### Exercise requirements
Below is the data. Give it again, complete and exact.

Start of Given data

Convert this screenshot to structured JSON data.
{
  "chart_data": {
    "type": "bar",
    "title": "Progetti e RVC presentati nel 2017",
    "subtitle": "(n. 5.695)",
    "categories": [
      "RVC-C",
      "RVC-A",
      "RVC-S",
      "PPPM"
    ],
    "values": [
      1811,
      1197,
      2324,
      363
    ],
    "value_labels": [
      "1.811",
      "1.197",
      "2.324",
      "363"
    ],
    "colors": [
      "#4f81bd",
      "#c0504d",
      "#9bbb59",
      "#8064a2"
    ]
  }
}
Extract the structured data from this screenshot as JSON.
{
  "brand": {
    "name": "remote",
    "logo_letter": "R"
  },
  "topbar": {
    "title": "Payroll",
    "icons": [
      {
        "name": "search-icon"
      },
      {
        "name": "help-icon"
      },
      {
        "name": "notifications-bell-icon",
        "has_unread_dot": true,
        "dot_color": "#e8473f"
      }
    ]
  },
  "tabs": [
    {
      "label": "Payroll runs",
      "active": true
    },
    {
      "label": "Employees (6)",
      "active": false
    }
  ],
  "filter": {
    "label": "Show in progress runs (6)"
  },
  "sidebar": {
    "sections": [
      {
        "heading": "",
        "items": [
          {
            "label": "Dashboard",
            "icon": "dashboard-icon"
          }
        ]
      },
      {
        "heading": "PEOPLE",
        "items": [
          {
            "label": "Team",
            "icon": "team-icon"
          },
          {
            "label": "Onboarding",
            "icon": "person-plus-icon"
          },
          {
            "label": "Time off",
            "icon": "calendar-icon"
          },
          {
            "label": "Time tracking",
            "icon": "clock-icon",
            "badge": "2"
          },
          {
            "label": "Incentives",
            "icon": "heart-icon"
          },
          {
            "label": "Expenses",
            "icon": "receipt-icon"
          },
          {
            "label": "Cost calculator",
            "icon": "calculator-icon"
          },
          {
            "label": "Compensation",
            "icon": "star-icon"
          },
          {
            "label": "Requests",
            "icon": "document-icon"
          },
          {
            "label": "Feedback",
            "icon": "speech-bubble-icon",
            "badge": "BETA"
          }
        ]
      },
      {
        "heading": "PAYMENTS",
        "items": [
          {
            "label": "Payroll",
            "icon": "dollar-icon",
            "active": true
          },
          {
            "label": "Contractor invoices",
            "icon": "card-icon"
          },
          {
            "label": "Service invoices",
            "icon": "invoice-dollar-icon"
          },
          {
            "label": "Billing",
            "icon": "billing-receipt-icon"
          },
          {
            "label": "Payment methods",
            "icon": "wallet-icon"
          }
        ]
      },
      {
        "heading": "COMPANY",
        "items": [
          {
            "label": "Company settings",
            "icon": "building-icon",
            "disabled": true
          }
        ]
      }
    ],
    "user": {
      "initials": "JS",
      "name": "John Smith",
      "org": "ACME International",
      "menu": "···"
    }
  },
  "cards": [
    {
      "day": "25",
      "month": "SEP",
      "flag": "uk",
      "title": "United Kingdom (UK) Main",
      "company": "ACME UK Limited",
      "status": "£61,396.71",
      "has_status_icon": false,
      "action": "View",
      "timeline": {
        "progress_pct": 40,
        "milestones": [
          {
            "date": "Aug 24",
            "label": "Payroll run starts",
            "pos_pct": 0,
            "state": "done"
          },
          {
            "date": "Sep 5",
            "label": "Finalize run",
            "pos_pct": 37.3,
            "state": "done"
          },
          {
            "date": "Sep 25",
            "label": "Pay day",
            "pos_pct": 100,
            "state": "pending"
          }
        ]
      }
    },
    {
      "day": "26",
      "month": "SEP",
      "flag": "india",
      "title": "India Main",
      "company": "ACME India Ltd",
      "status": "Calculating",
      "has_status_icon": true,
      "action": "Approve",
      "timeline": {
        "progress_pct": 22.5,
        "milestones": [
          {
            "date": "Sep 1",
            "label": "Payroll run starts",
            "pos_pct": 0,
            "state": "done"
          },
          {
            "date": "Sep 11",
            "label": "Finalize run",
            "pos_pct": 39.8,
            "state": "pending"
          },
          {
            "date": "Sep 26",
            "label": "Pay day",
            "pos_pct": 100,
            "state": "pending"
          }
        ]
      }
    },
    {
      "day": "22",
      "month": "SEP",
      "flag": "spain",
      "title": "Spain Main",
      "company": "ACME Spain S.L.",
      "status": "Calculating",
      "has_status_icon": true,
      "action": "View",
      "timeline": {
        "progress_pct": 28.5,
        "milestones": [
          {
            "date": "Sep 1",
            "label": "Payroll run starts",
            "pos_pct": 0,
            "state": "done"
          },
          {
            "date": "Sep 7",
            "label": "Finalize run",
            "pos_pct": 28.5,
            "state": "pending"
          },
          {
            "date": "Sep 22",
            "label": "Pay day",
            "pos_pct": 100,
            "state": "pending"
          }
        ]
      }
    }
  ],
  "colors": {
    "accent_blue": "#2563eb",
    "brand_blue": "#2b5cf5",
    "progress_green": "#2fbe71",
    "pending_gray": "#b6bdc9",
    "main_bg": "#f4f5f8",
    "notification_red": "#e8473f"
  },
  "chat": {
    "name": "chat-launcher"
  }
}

End of Given data

### Reply
Convert this screenshot to structured JSON data.
{
  "chart_data": {
    "type": "bar",
    "title": "Progetti e RVC presentati nel 2017",
    "subtitle": "(n. 5.695)",
    "categories": [
      "RVC-C",
      "RVC-A",
      "RVC-S",
      "PPPM"
    ],
    "values": [
      1811,
      1197,
      2324,
      363
    ],
    "value_labels": [
      "1.811",
      "1.197",
      "2.324",
      "363"
    ],
    "colors": [
      "#4f81bd",
      "#c0504d",
      "#9bbb59",
      "#8064a2"
    ]
  }
}
Extract the structured data from this screenshot as JSON.
{
  "brand": {
    "name": "remote",
    "logo_letter": "R"
  },
  "topbar": {
    "title": "Payroll",
    "icons": [
      {
        "name": "search-icon"
      },
      {
        "name": "help-icon"
      },
      {
        "name": "notifications-bell-icon",
        "has_unread_dot": true,
        "dot_color": "#e8473f"
      }
    ]
  },
  "tabs": [
    {
      "label": "Payroll runs",
      "active": true
    },
    {
      "label": "Employees (6)",
      "active": false
    }
  ],
  "filter": {
    "label": "Show in progress runs (6)"
  },
  "sidebar": {
    "sections": [
      {
        "heading": "",
        "items": [
          {
            "label": "Dashboard",
            "icon": "dashboard-icon"
          }
        ]
      },
      {
        "heading": "PEOPLE",
        "items": [
          {
            "label": "Team",
            "icon": "team-icon"
          },
          {
            "label": "Onboarding",
            "icon": "person-plus-icon"
          },
          {
            "label": "Time off",
            "icon": "calendar-icon"
          },
          {
            "label": "Time tracking",
            "icon": "clock-icon",
            "badge": "2"
          },
          {
            "label": "Incentives",
            "icon": "heart-icon"
          },
          {
            "label": "Expenses",
            "icon": "receipt-icon"
          },
          {
            "label": "Cost calculator",
            "icon": "calculator-icon"
          },
          {
            "label": "Compensation",
            "icon": "star-icon"
          },
          {
            "label": "Requests",
            "icon": "document-icon"
          },
          {
            "label": "Feedback",
            "icon": "speech-bubble-icon",
            "badge": "BETA"
          }
        ]
      },
      {
        "heading": "PAYMENTS",
        "items": [
          {
            "label": "Payroll",
            "icon": "dollar-icon",
            "active": true
          },
          {
            "label": "Contractor invoices",
            "icon": "card-icon"
          },
          {
            "label": "Service invoices",
            "icon": "invoice-dollar-icon"
          },
          {
            "label": "Billing",
            "icon": "billing-receipt-icon"
          },
          {
            "label": "Payment methods",
            "icon": "wallet-icon"
          }
        ]
      },
      {
        "heading": "COMPANY",
        "items": [
          {
            "label": "Company settings",
            "icon": "building-icon",
            "disabled": true
          }
        ]
      }
    ],
    "user": {
      "initials": "JS",
      "name": "John Smith",
      "org": "ACME International",
      "menu": "···"
    }
  },
  "cards": [
    {
      "day": "25",
      "month": "SEP",
      "flag": "uk",
      "title": "United Kingdom (UK) Main",
      "company": "ACME UK Limited",
      "status": "£61,396.71",
      "has_status_icon": false,
      "action": "View",
      "timeline": {
        "progress_pct": 40,
        "milestones": [
          {
            "date": "Aug 24",
            "label": "Payroll run starts",
            "pos_pct": 0,
            "state": "done"
          },
          {
            "date": "Sep 5",
            "label": "Finalize run",
            "pos_pct": 37.3,
            "state": "done"
          },
          {
            "date": "Sep 25",
            "label": "Pay day",
            "pos_pct": 100,
            "state": "pending"
          }
        ]
      }
    },
    {
      "day": "26",
      "month": "SEP",
      "flag": "india",
      "title": "India Main",
      "company": "ACME India Ltd",
      "status": "Calculating",
      "has_status_icon": true,
      "action": "Approve",
      "timeline": {
        "progress_pct": 22.5,
        "milestones": [
          {
            "date": "Sep 1",
            "label": "Payroll run starts",
            "pos_pct": 0,
            "state": "done"
          },
          {
            "date": "Sep 11",
            "label": "Finalize run",
            "pos_pct": 39.8,
            "state": "pending"
          },
          {
            "date": "Sep 26",
            "label": "Pay day",
            "pos_pct": 100,
            "state": "pending"
          }
        ]
      }
    },
    {
      "day": "22",
      "month": "SEP",
      "flag": "spain",
      "title": "Spain Main",
      "company": "ACME Spain S.L.",
      "status": "Calculating",
      "has_status_icon": true,
      "action": "View",
      "timeline": {
        "progress_pct": 28.5,
        "milestones": [
          {
            "date": "Sep 1",
            "label": "Payroll run starts",
            "pos_pct": 0,
            "state": "done"
          },
          {
            "date": "Sep 7",
            "label": "Finalize run",
            "pos_pct": 28.5,
            "state": "pending"
          },
          {
            "date": "Sep 22",
            "label": "Pay day",
            "pos_pct": 100,
            "state": "pending"
          }
        ]
      }
    }
  ],
  "colors": {
    "accent_blue": "#2563eb",
    "brand_blue": "#2b5cf5",
    "progress_green": "#2fbe71",
    "pending_gray": "#b6bdc9",
    "main_bg": "#f4f5f8",
    "notification_red": "#e8473f"
  },
  "chat": {
    "name": "chat-launcher"
  }
}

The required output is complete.